__STATED EXERCISE__. Copy the line containing "Extract all readable text from this page.", then all lines after it up to and including the final line of the material, exactly and without additions.

:: THE DATA ::

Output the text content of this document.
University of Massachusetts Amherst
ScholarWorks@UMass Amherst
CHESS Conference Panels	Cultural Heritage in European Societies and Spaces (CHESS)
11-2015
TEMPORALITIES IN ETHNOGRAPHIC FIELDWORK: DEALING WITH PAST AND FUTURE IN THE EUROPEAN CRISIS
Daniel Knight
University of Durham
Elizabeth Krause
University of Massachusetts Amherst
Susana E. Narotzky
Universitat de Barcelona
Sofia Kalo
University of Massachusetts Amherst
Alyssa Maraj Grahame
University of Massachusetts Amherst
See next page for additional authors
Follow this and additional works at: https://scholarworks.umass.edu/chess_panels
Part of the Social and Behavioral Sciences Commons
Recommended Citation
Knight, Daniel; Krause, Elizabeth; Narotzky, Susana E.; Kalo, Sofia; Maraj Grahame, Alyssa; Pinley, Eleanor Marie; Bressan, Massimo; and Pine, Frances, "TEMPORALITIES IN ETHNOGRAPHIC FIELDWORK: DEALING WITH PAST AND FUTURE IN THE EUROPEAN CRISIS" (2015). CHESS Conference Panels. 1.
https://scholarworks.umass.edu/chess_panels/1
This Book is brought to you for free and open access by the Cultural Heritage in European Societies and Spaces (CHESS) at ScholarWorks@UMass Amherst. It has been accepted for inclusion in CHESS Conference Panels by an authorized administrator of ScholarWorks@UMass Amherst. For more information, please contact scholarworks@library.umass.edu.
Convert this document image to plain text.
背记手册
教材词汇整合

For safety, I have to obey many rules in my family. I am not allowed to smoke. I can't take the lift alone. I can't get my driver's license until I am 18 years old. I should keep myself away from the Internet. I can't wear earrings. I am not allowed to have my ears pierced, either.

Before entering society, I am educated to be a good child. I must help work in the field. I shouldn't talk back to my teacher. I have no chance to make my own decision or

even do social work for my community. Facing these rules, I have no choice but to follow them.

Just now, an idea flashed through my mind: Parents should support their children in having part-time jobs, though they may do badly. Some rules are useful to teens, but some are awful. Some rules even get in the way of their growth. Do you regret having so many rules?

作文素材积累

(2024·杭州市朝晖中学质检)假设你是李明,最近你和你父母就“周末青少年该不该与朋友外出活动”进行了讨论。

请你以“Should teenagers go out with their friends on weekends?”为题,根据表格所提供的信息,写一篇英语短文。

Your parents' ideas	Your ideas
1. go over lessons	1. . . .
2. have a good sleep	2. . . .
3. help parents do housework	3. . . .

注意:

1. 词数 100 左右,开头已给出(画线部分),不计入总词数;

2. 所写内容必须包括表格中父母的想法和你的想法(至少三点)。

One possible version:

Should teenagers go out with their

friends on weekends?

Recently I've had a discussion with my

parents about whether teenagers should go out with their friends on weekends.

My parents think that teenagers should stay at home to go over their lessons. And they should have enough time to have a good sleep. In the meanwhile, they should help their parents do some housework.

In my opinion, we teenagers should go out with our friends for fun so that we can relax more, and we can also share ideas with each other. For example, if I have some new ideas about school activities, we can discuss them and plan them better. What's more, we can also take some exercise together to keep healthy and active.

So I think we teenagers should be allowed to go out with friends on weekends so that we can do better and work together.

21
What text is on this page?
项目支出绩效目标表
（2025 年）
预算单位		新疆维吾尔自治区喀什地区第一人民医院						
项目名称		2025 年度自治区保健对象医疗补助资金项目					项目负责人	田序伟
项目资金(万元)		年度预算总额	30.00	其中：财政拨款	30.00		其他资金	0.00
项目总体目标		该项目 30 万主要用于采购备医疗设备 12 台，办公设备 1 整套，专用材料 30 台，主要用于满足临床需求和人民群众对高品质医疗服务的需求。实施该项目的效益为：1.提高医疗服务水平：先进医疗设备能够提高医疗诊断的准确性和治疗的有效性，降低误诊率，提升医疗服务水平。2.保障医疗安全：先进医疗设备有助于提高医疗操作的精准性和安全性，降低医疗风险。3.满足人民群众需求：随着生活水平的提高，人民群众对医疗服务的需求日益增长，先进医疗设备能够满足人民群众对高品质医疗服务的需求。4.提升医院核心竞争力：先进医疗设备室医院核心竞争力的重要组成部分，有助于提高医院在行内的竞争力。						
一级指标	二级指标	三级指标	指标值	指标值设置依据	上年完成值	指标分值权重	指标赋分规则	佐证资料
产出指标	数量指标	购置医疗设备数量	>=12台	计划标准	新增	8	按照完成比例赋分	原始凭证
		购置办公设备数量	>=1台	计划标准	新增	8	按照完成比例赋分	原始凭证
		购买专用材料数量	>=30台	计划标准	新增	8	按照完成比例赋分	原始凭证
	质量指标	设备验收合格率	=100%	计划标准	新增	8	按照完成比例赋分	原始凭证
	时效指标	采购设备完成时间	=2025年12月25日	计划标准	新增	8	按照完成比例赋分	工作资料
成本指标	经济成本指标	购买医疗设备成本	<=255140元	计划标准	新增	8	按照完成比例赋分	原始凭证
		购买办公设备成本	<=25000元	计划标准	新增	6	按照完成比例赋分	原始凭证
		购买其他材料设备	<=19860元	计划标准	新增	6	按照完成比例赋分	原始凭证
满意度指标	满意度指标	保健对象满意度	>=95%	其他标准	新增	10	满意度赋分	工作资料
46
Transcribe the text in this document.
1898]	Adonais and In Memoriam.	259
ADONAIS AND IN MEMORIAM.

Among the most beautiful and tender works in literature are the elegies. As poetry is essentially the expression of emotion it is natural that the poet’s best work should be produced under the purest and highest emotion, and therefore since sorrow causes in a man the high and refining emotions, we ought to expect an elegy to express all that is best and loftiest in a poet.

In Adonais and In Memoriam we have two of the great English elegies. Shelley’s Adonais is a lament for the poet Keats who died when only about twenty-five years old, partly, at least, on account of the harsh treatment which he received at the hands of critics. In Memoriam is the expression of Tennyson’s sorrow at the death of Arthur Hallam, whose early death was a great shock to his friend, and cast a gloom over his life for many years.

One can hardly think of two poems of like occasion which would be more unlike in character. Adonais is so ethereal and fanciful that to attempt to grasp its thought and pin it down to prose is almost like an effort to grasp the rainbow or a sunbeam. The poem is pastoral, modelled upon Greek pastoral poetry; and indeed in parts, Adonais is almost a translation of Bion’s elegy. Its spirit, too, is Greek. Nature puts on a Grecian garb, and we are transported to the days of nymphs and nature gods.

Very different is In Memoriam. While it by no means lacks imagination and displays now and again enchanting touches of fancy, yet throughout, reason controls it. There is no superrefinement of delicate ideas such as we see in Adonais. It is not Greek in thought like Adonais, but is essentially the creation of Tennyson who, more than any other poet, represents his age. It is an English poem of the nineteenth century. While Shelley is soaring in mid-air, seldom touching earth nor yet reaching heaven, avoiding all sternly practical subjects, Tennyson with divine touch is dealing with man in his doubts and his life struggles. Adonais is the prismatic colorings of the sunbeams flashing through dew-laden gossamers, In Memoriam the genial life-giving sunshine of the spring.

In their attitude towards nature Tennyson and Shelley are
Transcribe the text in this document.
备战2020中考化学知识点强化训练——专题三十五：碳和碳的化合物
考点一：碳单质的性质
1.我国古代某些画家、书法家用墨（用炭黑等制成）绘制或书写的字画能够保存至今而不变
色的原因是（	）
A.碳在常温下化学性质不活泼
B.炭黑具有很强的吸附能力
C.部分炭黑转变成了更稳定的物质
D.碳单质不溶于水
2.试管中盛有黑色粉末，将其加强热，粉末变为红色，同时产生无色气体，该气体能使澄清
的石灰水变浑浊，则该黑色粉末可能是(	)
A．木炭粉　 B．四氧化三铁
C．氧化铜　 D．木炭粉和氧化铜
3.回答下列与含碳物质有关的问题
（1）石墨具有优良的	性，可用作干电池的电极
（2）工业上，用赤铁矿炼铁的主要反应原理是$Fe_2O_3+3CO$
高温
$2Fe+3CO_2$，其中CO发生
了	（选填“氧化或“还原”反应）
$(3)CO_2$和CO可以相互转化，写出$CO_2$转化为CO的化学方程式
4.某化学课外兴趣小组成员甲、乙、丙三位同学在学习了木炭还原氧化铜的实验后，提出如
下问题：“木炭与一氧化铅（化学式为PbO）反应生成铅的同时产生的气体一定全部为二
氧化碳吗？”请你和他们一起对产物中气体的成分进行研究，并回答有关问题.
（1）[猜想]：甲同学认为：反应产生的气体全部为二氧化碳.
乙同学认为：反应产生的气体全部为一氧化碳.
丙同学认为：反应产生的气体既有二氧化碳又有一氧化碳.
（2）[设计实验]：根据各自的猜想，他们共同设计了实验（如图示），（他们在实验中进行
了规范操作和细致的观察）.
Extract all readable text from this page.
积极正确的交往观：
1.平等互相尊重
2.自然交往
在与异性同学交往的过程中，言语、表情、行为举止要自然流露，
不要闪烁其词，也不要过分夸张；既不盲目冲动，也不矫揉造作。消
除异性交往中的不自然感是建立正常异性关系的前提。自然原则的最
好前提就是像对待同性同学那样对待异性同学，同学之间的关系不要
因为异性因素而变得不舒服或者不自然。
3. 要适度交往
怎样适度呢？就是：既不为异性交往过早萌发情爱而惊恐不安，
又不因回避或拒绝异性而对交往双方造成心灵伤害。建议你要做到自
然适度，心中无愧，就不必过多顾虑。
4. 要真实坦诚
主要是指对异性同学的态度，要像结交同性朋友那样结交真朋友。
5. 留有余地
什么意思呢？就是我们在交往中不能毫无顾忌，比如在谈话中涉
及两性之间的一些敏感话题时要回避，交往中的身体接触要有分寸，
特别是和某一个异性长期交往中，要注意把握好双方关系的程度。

:::

__TASK OUTPUT__.
Extract all readable text from this page.
积极正确的交往观：
1.平等互相尊重
2.自然交往
在与异性同学交往的过程中，言语、表情、行为举止要自然流露，
不要闪烁其词，也不要过分夸张；既不盲目冲动，也不矫揉造作。消
除异性交往中的不自然感是建立正常异性关系的前提。自然原则的最
好前提就是像对待同性同学那样对待异性同学，同学之间的关系不要
因为异性因素而变得不舒服或者不自然。
3. 要适度交往
怎样适度呢？就是：既不为异性交往过早萌发情爱而惊恐不安，
又不因回避或拒绝异性而对交往双方造成心灵伤害。建议你要做到自
然适度，心中无愧，就不必过多顾虑。
4. 要真实坦诚
主要是指对异性同学的态度，要像结交同性朋友那样结交真朋友。
5. 留有余地
什么意思呢？就是我们在交往中不能毫无顾忌，比如在谈话中涉
及两性之间的一些敏感话题时要回避，交往中的身体接触要有分寸，
特别是和某一个异性长期交往中，要注意把握好双方关系的程度。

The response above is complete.